> DIRECTIVE
Turn the lines of each entry below into a numbered list, omitting any blank lines.

Annotated region listings:
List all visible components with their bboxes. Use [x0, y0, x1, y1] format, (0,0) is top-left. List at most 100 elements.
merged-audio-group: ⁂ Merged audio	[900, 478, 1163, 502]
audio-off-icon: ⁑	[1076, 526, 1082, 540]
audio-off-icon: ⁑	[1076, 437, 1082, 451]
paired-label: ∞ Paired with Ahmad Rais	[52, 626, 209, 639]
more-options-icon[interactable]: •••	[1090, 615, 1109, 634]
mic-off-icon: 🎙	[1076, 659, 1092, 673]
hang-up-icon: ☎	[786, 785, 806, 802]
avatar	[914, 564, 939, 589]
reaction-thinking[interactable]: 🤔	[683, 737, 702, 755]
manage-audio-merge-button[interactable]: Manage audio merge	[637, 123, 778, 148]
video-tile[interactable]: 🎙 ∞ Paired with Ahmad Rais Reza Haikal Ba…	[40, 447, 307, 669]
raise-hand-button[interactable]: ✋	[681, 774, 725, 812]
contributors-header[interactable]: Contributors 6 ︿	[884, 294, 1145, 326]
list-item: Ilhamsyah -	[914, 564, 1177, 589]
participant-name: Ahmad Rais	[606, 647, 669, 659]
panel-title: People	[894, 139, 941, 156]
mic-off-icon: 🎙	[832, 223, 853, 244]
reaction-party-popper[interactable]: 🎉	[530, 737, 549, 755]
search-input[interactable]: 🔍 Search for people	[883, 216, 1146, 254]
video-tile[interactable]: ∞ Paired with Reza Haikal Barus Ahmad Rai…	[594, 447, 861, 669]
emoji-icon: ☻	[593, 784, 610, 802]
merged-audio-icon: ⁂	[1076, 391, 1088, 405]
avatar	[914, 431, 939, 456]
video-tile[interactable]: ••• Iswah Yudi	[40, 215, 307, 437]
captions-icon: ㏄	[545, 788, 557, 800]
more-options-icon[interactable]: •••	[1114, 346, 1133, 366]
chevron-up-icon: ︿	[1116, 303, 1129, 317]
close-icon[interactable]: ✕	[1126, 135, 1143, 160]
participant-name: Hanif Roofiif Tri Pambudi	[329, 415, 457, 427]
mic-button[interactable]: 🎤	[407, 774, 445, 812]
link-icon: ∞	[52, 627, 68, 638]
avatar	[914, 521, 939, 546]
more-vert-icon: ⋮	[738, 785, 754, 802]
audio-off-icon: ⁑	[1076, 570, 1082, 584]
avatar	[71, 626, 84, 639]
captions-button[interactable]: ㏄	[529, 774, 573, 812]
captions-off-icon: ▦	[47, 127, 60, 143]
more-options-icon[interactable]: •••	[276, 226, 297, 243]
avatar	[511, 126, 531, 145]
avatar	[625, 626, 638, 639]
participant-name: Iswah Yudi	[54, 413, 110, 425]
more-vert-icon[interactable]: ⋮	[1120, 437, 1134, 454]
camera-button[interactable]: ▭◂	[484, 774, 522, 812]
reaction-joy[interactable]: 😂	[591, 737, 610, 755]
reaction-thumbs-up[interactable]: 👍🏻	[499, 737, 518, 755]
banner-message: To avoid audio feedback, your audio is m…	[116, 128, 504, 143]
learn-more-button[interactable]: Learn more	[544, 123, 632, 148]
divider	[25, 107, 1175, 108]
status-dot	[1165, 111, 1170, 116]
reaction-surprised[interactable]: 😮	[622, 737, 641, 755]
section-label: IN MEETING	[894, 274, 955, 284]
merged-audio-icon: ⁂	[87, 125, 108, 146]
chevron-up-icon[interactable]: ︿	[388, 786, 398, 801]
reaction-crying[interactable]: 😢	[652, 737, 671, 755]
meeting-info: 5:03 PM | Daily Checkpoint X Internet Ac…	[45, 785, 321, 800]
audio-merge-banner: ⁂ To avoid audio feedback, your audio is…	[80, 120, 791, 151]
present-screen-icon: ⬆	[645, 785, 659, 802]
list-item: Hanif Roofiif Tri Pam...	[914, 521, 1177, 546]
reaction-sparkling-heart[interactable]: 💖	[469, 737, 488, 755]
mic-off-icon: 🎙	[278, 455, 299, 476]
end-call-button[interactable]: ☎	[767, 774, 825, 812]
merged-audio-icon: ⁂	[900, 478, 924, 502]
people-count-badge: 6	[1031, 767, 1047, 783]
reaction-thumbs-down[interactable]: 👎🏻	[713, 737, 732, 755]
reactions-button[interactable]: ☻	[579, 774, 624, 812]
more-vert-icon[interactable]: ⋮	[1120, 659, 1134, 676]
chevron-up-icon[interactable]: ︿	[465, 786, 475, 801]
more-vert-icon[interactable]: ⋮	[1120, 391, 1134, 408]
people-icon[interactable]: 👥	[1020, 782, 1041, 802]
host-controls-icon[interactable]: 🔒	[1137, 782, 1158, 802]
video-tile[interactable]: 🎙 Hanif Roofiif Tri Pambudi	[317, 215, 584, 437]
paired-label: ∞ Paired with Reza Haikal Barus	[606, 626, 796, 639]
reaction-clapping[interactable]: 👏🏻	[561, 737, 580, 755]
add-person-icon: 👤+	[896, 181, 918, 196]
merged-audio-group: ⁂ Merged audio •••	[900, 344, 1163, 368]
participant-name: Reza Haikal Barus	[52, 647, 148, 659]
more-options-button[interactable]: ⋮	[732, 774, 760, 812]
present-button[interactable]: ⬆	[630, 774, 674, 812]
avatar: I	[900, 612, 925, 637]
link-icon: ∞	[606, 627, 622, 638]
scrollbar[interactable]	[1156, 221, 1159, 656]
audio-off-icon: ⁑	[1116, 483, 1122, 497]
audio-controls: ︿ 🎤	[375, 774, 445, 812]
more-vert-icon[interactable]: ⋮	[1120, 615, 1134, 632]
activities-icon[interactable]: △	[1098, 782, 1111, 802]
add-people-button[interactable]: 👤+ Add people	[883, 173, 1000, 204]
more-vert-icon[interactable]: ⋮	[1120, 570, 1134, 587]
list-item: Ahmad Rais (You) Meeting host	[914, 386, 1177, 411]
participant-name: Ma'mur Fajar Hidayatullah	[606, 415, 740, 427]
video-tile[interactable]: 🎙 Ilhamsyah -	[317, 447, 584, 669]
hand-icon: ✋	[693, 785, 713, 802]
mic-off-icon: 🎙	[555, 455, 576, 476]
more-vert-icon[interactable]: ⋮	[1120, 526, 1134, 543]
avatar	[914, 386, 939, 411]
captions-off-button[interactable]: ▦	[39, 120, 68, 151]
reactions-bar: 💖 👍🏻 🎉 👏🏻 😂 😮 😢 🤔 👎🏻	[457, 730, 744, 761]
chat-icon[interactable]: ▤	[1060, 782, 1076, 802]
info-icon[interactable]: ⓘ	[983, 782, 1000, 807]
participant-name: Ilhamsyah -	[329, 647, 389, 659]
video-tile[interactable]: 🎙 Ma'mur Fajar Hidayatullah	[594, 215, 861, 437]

> CORRECT ANSWER
1. List all visible components with their bboxes. Use [x0, y0, x1, y1] format, (0,0) is top-left. List at most 100 elements.
2. merged-audio-group: ⁂ Merged audio	[900, 478, 1163, 502]
3. audio-off-icon: ⁑	[1076, 526, 1082, 540]
4. audio-off-icon: ⁑	[1076, 437, 1082, 451]
5. paired-label: ∞ Paired with Ahmad Rais	[52, 626, 209, 639]
6. more-options-icon[interactable]: •••	[1090, 615, 1109, 634]
7. mic-off-icon: 🎙	[1076, 659, 1092, 673]
8. hang-up-icon: ☎	[786, 785, 806, 802]
9. avatar	[914, 564, 939, 589]
10. reaction-thinking[interactable]: 🤔	[683, 737, 702, 755]
11. manage-audio-merge-button[interactable]: Manage audio merge	[637, 123, 778, 148]
12. video-tile[interactable]: 🎙 ∞ Paired with Ahmad Rais Reza Haikal Ba…	[40, 447, 307, 669]
13. raise-hand-button[interactable]: ✋	[681, 774, 725, 812]
14. contributors-header[interactable]: Contributors 6 ︿	[884, 294, 1145, 326]
15. list-item: Ilhamsyah -	[914, 564, 1177, 589]
16. participant-name: Ahmad Rais	[606, 647, 669, 659]
17. panel-title: People	[894, 139, 941, 156]
18. mic-off-icon: 🎙	[832, 223, 853, 244]
19. reaction-party-popper[interactable]: 🎉	[530, 737, 549, 755]
20. search-input[interactable]: 🔍 Search for people	[883, 216, 1146, 254]
21. video-tile[interactable]: ∞ Paired with Reza Haikal Barus Ahmad Rai…	[594, 447, 861, 669]
22. emoji-icon: ☻	[593, 784, 610, 802]
23. merged-audio-icon: ⁂	[1076, 391, 1088, 405]
24. avatar	[914, 431, 939, 456]
25. video-tile[interactable]: ••• Iswah Yudi	[40, 215, 307, 437]
26. captions-icon: ㏄	[545, 788, 557, 800]
27. more-options-icon[interactable]: •••	[1114, 346, 1133, 366]
28. chevron-up-icon: ︿	[1116, 303, 1129, 317]
29. close-icon[interactable]: ✕	[1126, 135, 1143, 160]
30. participant-name: Hanif Roofiif Tri Pambudi	[329, 415, 457, 427]
31. mic-button[interactable]: 🎤	[407, 774, 445, 812]
32. link-icon: ∞	[52, 627, 68, 638]
33. avatar	[914, 521, 939, 546]
34. more-vert-icon: ⋮	[738, 785, 754, 802]
35. audio-off-icon: ⁑	[1076, 570, 1082, 584]
36. avatar	[71, 626, 84, 639]
37. captions-button[interactable]: ㏄	[529, 774, 573, 812]
38. captions-off-icon: ▦	[47, 127, 60, 143]
39. more-options-icon[interactable]: •••	[276, 226, 297, 243]
40. avatar	[511, 126, 531, 145]
41. avatar	[625, 626, 638, 639]
42. participant-name: Iswah Yudi	[54, 413, 110, 425]
43. more-vert-icon[interactable]: ⋮	[1120, 437, 1134, 454]
44. camera-button[interactable]: ▭◂	[484, 774, 522, 812]
45. reaction-joy[interactable]: 😂	[591, 737, 610, 755]
46. reaction-thumbs-up[interactable]: 👍🏻	[499, 737, 518, 755]
47. banner-message: To avoid audio feedback, your audio is m…	[116, 128, 504, 143]
48. learn-more-button[interactable]: Learn more	[544, 123, 632, 148]
49. divider	[25, 107, 1175, 108]
50. status-dot	[1165, 111, 1170, 116]
51. reaction-surprised[interactable]: 😮	[622, 737, 641, 755]
52. section-label: IN MEETING	[894, 274, 955, 284]
53. merged-audio-icon: ⁂	[87, 125, 108, 146]
54. chevron-up-icon[interactable]: ︿	[388, 786, 398, 801]
55. reaction-crying[interactable]: 😢	[652, 737, 671, 755]
56. meeting-info: 5:03 PM | Daily Checkpoint X Internet Ac…	[45, 785, 321, 800]
57. audio-merge-banner: ⁂ To avoid audio feedback, your audio is…	[80, 120, 791, 151]
58. present-screen-icon: ⬆	[645, 785, 659, 802]
59. list-item: Hanif Roofiif Tri Pam...	[914, 521, 1177, 546]
60. reaction-sparkling-heart[interactable]: 💖	[469, 737, 488, 755]
61. mic-off-icon: 🎙	[278, 455, 299, 476]
62. end-call-button[interactable]: ☎	[767, 774, 825, 812]
63. merged-audio-icon: ⁂	[900, 478, 924, 502]
64. people-count-badge: 6	[1031, 767, 1047, 783]
65. reaction-thumbs-down[interactable]: 👎🏻	[713, 737, 732, 755]
66. reactions-button[interactable]: ☻	[579, 774, 624, 812]
67. more-vert-icon[interactable]: ⋮	[1120, 659, 1134, 676]
68. chevron-up-icon[interactable]: ︿	[465, 786, 475, 801]
69. more-vert-icon[interactable]: ⋮	[1120, 391, 1134, 408]
70. people-icon[interactable]: 👥	[1020, 782, 1041, 802]
71. host-controls-icon[interactable]: 🔒	[1137, 782, 1158, 802]
72. video-tile[interactable]: 🎙 Hanif Roofiif Tri Pambudi	[317, 215, 584, 437]
73. paired-label: ∞ Paired with Reza Haikal Barus	[606, 626, 796, 639]
74. reaction-clapping[interactable]: 👏🏻	[561, 737, 580, 755]
75. add-person-icon: 👤+	[896, 181, 918, 196]
76. merged-audio-group: ⁂ Merged audio •••	[900, 344, 1163, 368]
77. participant-name: Reza Haikal Barus	[52, 647, 148, 659]
78. more-options-button[interactable]: ⋮	[732, 774, 760, 812]
79. present-button[interactable]: ⬆	[630, 774, 674, 812]
80. avatar: I	[900, 612, 925, 637]
81. link-icon: ∞	[606, 627, 622, 638]
82. scrollbar[interactable]	[1156, 221, 1159, 656]
83. audio-off-icon: ⁑	[1116, 483, 1122, 497]
84. audio-controls: ︿ 🎤	[375, 774, 445, 812]
85. more-vert-icon[interactable]: ⋮	[1120, 615, 1134, 632]
86. activities-icon[interactable]: △	[1098, 782, 1111, 802]
87. add-people-button[interactable]: 👤+ Add people	[883, 173, 1000, 204]
88. more-vert-icon[interactable]: ⋮	[1120, 570, 1134, 587]
89. list-item: Ahmad Rais (You) Meeting host	[914, 386, 1177, 411]
90. participant-name: Ma'mur Fajar Hidayatullah	[606, 415, 740, 427]
91. video-tile[interactable]: 🎙 Ilhamsyah -	[317, 447, 584, 669]
92. hand-icon: ✋	[693, 785, 713, 802]
93. mic-off-icon: 🎙	[555, 455, 576, 476]
94. more-vert-icon[interactable]: ⋮	[1120, 526, 1134, 543]
95. avatar	[914, 386, 939, 411]
96. captions-off-button[interactable]: ▦	[39, 120, 68, 151]
97. reactions-bar: 💖 👍🏻 🎉 👏🏻 😂 😮 😢 🤔 👎🏻	[457, 730, 744, 761]
98. chat-icon[interactable]: ▤	[1060, 782, 1076, 802]
99. info-icon[interactable]: ⓘ	[983, 782, 1000, 807]
100. participant-name: Ilhamsyah -	[329, 647, 389, 659]
101. video-tile[interactable]: 🎙 Ma'mur Fajar Hidayatullah	[594, 215, 861, 437]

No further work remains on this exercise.